• _Part of a data file_
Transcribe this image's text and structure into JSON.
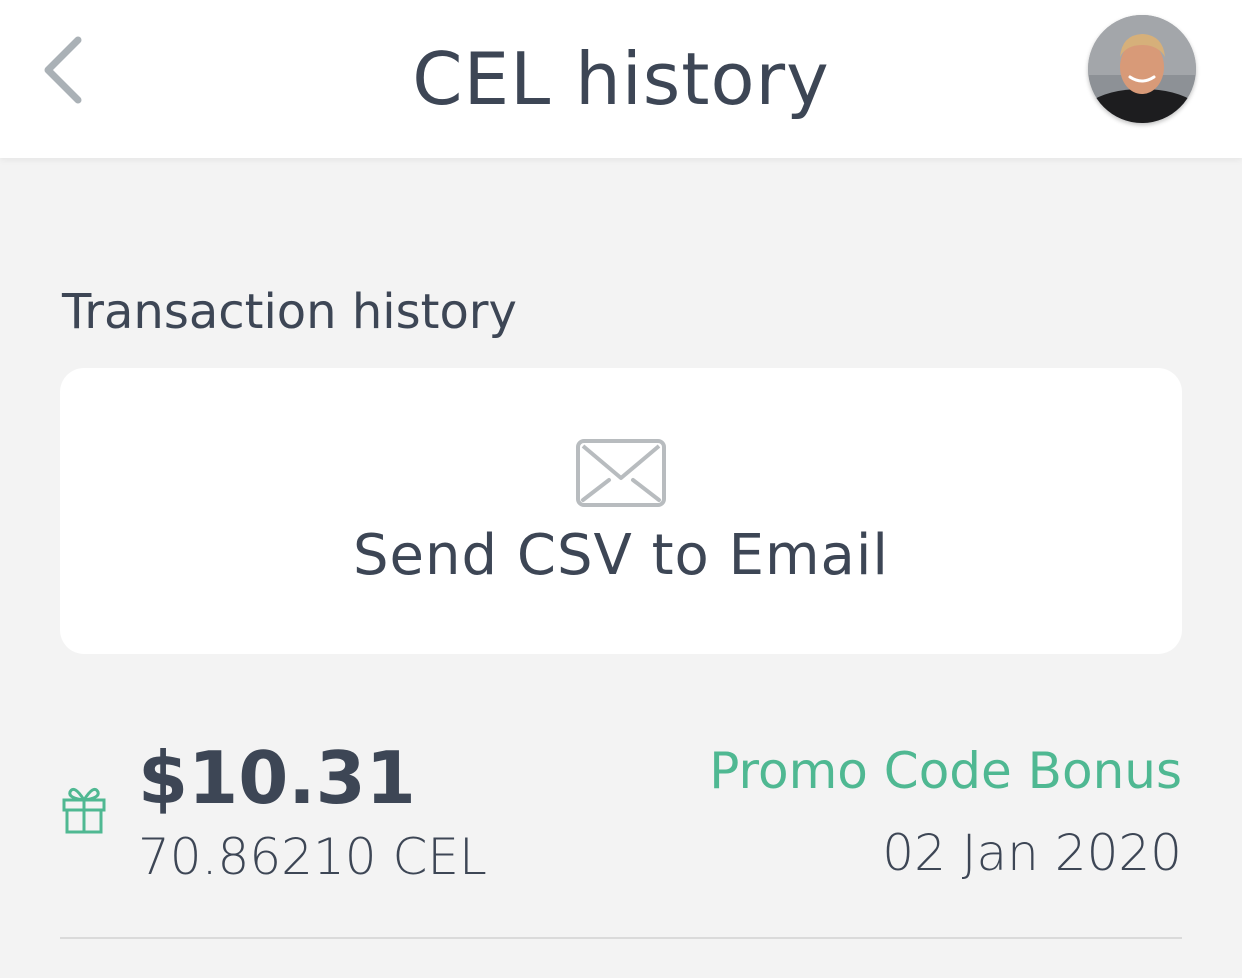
{
  "header": {
    "title": "CEL history",
    "back_icon": "chevron-left-icon",
    "avatar_icon": "user-avatar"
  },
  "section": {
    "label": "Transaction history"
  },
  "csv_card": {
    "icon": "mail-icon",
    "label": "Send CSV to Email"
  },
  "transactions": [
    {
      "icon": "gift-icon",
      "amount_usd": "$10.31",
      "amount_crypto": "70.86210 CEL",
      "type": "Promo Code Bonus",
      "date": "02 Jan 2020",
      "type_color": "#4fb892"
    }
  ],
  "colors": {
    "text_primary": "#3d4655",
    "accent_green": "#4fb892",
    "background": "#f3f3f3",
    "card": "#ffffff",
    "icon_gray": "#b8bcbf"
  }
}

• _Task statement_
Identify and extract each line of the listing that contains "label".

• _Completed task_
    "label": "Transaction history"
    "label": "Send CSV to Email"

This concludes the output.